_STATED PROBLEM:_ Copy all of the records below verbatim.

_MATERIAL FOR THE TASK:_
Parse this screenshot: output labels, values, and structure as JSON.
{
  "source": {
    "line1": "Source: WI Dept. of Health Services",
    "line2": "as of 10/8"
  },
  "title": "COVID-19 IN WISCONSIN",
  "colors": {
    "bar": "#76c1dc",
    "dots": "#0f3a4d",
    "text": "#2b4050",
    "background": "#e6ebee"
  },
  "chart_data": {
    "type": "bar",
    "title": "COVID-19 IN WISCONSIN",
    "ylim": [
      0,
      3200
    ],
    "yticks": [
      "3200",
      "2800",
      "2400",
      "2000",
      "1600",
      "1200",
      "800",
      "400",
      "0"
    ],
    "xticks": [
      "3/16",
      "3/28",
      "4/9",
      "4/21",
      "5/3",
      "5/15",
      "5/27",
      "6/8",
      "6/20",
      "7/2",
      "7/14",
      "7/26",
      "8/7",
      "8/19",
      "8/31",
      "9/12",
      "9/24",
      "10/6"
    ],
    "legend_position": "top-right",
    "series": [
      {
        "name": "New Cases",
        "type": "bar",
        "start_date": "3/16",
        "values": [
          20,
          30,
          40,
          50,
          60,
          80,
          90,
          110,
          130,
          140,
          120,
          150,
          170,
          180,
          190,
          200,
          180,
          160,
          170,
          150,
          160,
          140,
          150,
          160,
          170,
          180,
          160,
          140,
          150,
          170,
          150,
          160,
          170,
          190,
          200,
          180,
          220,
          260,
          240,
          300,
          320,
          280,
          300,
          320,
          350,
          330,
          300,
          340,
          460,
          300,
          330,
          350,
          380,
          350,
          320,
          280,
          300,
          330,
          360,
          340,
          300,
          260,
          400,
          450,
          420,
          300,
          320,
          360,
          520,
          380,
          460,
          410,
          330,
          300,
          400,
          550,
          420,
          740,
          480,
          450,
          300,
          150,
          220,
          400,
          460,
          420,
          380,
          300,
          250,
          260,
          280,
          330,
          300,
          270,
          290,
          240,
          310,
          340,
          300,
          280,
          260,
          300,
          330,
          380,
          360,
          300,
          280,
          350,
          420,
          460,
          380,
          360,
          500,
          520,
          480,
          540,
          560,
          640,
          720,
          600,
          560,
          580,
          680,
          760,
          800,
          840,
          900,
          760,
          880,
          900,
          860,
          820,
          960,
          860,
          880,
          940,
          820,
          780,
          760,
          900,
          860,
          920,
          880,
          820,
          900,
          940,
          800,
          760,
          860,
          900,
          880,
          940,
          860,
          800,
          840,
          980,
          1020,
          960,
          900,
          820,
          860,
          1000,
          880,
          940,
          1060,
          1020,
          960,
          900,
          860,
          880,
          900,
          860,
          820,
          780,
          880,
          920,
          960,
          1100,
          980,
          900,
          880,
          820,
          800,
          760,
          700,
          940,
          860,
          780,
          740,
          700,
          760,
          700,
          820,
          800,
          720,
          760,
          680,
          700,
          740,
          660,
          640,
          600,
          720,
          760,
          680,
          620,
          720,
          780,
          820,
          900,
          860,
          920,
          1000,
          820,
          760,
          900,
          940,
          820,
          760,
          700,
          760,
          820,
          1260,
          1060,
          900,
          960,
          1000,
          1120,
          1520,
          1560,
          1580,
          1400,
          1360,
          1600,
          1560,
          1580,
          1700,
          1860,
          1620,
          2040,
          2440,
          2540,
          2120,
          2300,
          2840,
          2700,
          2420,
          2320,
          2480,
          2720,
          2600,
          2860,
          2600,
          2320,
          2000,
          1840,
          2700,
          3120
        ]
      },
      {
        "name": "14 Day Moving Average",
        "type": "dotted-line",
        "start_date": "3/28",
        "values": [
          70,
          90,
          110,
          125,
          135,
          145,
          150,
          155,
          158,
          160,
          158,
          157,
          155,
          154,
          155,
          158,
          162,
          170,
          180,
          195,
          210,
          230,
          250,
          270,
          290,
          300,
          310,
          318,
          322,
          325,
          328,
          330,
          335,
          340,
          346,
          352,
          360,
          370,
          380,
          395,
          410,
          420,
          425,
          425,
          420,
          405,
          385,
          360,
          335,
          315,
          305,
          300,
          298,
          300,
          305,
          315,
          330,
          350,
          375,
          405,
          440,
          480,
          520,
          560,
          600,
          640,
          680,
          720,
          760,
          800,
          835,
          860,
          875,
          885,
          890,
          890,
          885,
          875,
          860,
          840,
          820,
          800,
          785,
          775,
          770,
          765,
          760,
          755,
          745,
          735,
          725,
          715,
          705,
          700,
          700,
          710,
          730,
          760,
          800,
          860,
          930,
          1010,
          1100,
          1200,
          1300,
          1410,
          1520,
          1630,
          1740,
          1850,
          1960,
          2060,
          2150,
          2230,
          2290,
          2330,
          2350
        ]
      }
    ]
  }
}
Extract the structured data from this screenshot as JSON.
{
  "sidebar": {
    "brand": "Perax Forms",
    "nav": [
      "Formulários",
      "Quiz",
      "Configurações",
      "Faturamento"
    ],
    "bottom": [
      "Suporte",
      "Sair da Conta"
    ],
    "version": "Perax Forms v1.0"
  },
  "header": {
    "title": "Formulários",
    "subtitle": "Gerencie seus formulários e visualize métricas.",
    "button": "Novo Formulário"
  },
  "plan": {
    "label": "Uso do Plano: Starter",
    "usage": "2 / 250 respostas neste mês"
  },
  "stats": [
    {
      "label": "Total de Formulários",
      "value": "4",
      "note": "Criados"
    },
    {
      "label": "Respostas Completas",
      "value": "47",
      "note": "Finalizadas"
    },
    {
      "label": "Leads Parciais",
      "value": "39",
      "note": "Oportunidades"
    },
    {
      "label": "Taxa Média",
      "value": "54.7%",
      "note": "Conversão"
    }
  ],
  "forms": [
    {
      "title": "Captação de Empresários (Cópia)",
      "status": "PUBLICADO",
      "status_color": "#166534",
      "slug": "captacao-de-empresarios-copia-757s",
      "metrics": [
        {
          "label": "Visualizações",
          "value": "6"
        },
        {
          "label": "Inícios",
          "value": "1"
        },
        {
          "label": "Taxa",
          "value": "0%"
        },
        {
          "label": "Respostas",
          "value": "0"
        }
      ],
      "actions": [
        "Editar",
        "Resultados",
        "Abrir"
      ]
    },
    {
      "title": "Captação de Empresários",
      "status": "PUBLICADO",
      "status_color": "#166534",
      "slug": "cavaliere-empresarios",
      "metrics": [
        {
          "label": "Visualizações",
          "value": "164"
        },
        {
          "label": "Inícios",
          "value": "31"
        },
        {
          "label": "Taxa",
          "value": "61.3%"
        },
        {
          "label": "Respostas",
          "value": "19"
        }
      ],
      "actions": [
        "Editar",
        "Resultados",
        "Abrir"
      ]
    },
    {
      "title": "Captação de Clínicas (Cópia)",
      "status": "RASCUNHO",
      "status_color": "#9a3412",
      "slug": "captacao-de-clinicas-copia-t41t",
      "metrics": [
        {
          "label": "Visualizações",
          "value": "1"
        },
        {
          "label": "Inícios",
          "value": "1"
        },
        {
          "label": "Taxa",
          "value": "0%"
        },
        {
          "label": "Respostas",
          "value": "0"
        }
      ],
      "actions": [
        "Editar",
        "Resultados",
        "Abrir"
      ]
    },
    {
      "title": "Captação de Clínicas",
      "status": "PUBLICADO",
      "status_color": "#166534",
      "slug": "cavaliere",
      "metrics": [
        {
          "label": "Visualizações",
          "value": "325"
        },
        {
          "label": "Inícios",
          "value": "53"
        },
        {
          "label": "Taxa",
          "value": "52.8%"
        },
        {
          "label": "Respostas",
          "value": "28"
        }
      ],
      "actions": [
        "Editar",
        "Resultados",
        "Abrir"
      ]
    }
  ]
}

_TASK ANSWER:_
Parse this screenshot: output labels, values, and structure as JSON.
{
  "source": {
    "line1": "Source: WI Dept. of Health Services",
    "line2": "as of 10/8"
  },
  "title": "COVID-19 IN WISCONSIN",
  "colors": {
    "bar": "#76c1dc",
    "dots": "#0f3a4d",
    "text": "#2b4050",
    "background": "#e6ebee"
  },
  "chart_data": {
    "type": "bar",
    "title": "COVID-19 IN WISCONSIN",
    "ylim": [
      0,
      3200
    ],
    "yticks": [
      "3200",
      "2800",
      "2400",
      "2000",
      "1600",
      "1200",
      "800",
      "400",
      "0"
    ],
    "xticks": [
      "3/16",
      "3/28",
      "4/9",
      "4/21",
      "5/3",
      "5/15",
      "5/27",
      "6/8",
      "6/20",
      "7/2",
      "7/14",
      "7/26",
      "8/7",
      "8/19",
      "8/31",
      "9/12",
      "9/24",
      "10/6"
    ],
    "legend_position": "top-right",
    "series": [
      {
        "name": "New Cases",
        "type": "bar",
        "start_date": "3/16",
        "values": [
          20,
          30,
          40,
          50,
          60,
          80,
          90,
          110,
          130,
          140,
          120,
          150,
          170,
          180,
          190,
          200,
          180,
          160,
          170,
          150,
          160,
          140,
          150,
          160,
          170,
          180,
          160,
          140,
          150,
          170,
          150,
          160,
          170,
          190,
          200,
          180,
          220,
          260,
          240,
          300,
          320,
          280,
          300,
          320,
          350,
          330,
          300,
          340,
          460,
          300,
          330,
          350,
          380,
          350,
          320,
          280,
          300,
          330,
          360,
          340,
          300,
          260,
          400,
          450,
          420,
          300,
          320,
          360,
          520,
          380,
          460,
          410,
          330,
          300,
          400,
          550,
          420,
          740,
          480,
          450,
          300,
          150,
          220,
          400,
          460,
          420,
          380,
          300,
          250,
          260,
          280,
          330,
          300,
          270,
          290,
          240,
          310,
          340,
          300,
          280,
          260,
          300,
          330,
          380,
          360,
          300,
          280,
          350,
          420,
          460,
          380,
          360,
          500,
          520,
          480,
          540,
          560,
          640,
          720,
          600,
          560,
          580,
          680,
          760,
          800,
          840,
          900,
          760,
          880,
          900,
          860,
          820,
          960,
          860,
          880,
          940,
          820,
          780,
          760,
          900,
          860,
          920,
          880,
          820,
          900,
          940,
          800,
          760,
          860,
          900,
          880,
          940,
          860,
          800,
          840,
          980,
          1020,
          960,
          900,
          820,
          860,
          1000,
          880,
          940,
          1060,
          1020,
          960,
          900,
          860,
          880,
          900,
          860,
          820,
          780,
          880,
          920,
          960,
          1100,
          980,
          900,
          880,
          820,
          800,
          760,
          700,
          940,
          860,
          780,
          740,
          700,
          760,
          700,
          820,
          800,
          720,
          760,
          680,
          700,
          740,
          660,
          640,
          600,
          720,
          760,
          680,
          620,
          720,
          780,
          820,
          900,
          860,
          920,
          1000,
          820,
          760,
          900,
          940,
          820,
          760,
          700,
          760,
          820,
          1260,
          1060,
          900,
          960,
          1000,
          1120,
          1520,
          1560,
          1580,
          1400,
          1360,
          1600,
          1560,
          1580,
          1700,
          1860,
          1620,
          2040,
          2440,
          2540,
          2120,
          2300,
          2840,
          2700,
          2420,
          2320,
          2480,
          2720,
          2600,
          2860,
          2600,
          2320,
          2000,
          1840,
          2700,
          3120
        ]
      },
      {
        "name": "14 Day Moving Average",
        "type": "dotted-line",
        "start_date": "3/28",
        "values": [
          70,
          90,
          110,
          125,
          135,
          145,
          150,
          155,
          158,
          160,
          158,
          157,
          155,
          154,
          155,
          158,
          162,
          170,
          180,
          195,
          210,
          230,
          250,
          270,
          290,
          300,
          310,
          318,
          322,
          325,
          328,
          330,
          335,
          340,
          346,
          352,
          360,
          370,
          380,
          395,
          410,
          420,
          425,
          425,
          420,
          405,
          385,
          360,
          335,
          315,
          305,
          300,
          298,
          300,
          305,
          315,
          330,
          350,
          375,
          405,
          440,
          480,
          520,
          560,
          600,
          640,
          680,
          720,
          760,
          800,
          835,
          860,
          875,
          885,
          890,
          890,
          885,
          875,
          860,
          840,
          820,
          800,
          785,
          775,
          770,
          765,
          760,
          755,
          745,
          735,
          725,
          715,
          705,
          700,
          700,
          710,
          730,
          760,
          800,
          860,
          930,
          1010,
          1100,
          1200,
          1300,
          1410,
          1520,
          1630,
          1740,
          1850,
          1960,
          2060,
          2150,
          2230,
          2290,
          2330,
          2350
        ]
      }
    ]
  }
}
Extract the structured data from this screenshot as JSON.
{
  "sidebar": {
    "brand": "Perax Forms",
    "nav": [
      "Formulários",
      "Quiz",
      "Configurações",
      "Faturamento"
    ],
    "bottom": [
      "Suporte",
      "Sair da Conta"
    ],
    "version": "Perax Forms v1.0"
  },
  "header": {
    "title": "Formulários",
    "subtitle": "Gerencie seus formulários e visualize métricas.",
    "button": "Novo Formulário"
  },
  "plan": {
    "label": "Uso do Plano: Starter",
    "usage": "2 / 250 respostas neste mês"
  },
  "stats": [
    {
      "label": "Total de Formulários",
      "value": "4",
      "note": "Criados"
    },
    {
      "label": "Respostas Completas",
      "value": "47",
      "note": "Finalizadas"
    },
    {
      "label": "Leads Parciais",
      "value": "39",
      "note": "Oportunidades"
    },
    {
      "label": "Taxa Média",
      "value": "54.7%",
      "note": "Conversão"
    }
  ],
  "forms": [
    {
      "title": "Captação de Empresários (Cópia)",
      "status": "PUBLICADO",
      "status_color": "#166534",
      "slug": "captacao-de-empresarios-copia-757s",
      "metrics": [
        {
          "label": "Visualizações",
          "value": "6"
        },
        {
          "label": "Inícios",
          "value": "1"
        },
        {
          "label": "Taxa",
          "value": "0%"
        },
        {
          "label": "Respostas",
          "value": "0"
        }
      ],
      "actions": [
        "Editar",
        "Resultados",
        "Abrir"
      ]
    },
    {
      "title": "Captação de Empresários",
      "status": "PUBLICADO",
      "status_color": "#166534",
      "slug": "cavaliere-empresarios",
      "metrics": [
        {
          "label": "Visualizações",
          "value": "164"
        },
        {
          "label": "Inícios",
          "value": "31"
        },
        {
          "label": "Taxa",
          "value": "61.3%"
        },
        {
          "label": "Respostas",
          "value": "19"
        }
      ],
      "actions": [
        "Editar",
        "Resultados",
        "Abrir"
      ]
    },
    {
      "title": "Captação de Clínicas (Cópia)",
      "status": "RASCUNHO",
      "status_color": "#9a3412",
      "slug": "captacao-de-clinicas-copia-t41t",
      "metrics": [
        {
          "label": "Visualizações",
          "value": "1"
        },
        {
          "label": "Inícios",
          "value": "1"
        },
        {
          "label": "Taxa",
          "value": "0%"
        },
        {
          "label": "Respostas",
          "value": "0"
        }
      ],
      "actions": [
        "Editar",
        "Resultados",
        "Abrir"
      ]
    },
    {
      "title": "Captação de Clínicas",
      "status": "PUBLICADO",
      "status_color": "#166534",
      "slug": "cavaliere",
      "metrics": [
        {
          "label": "Visualizações",
          "value": "325"
        },
        {
          "label": "Inícios",
          "value": "53"
        },
        {
          "label": "Taxa",
          "value": "52.8%"
        },
        {
          "label": "Respostas",
          "value": "28"
        }
      ],
      "actions": [
        "Editar",
        "Resultados",
        "Abrir"
      ]
    }
  ]
}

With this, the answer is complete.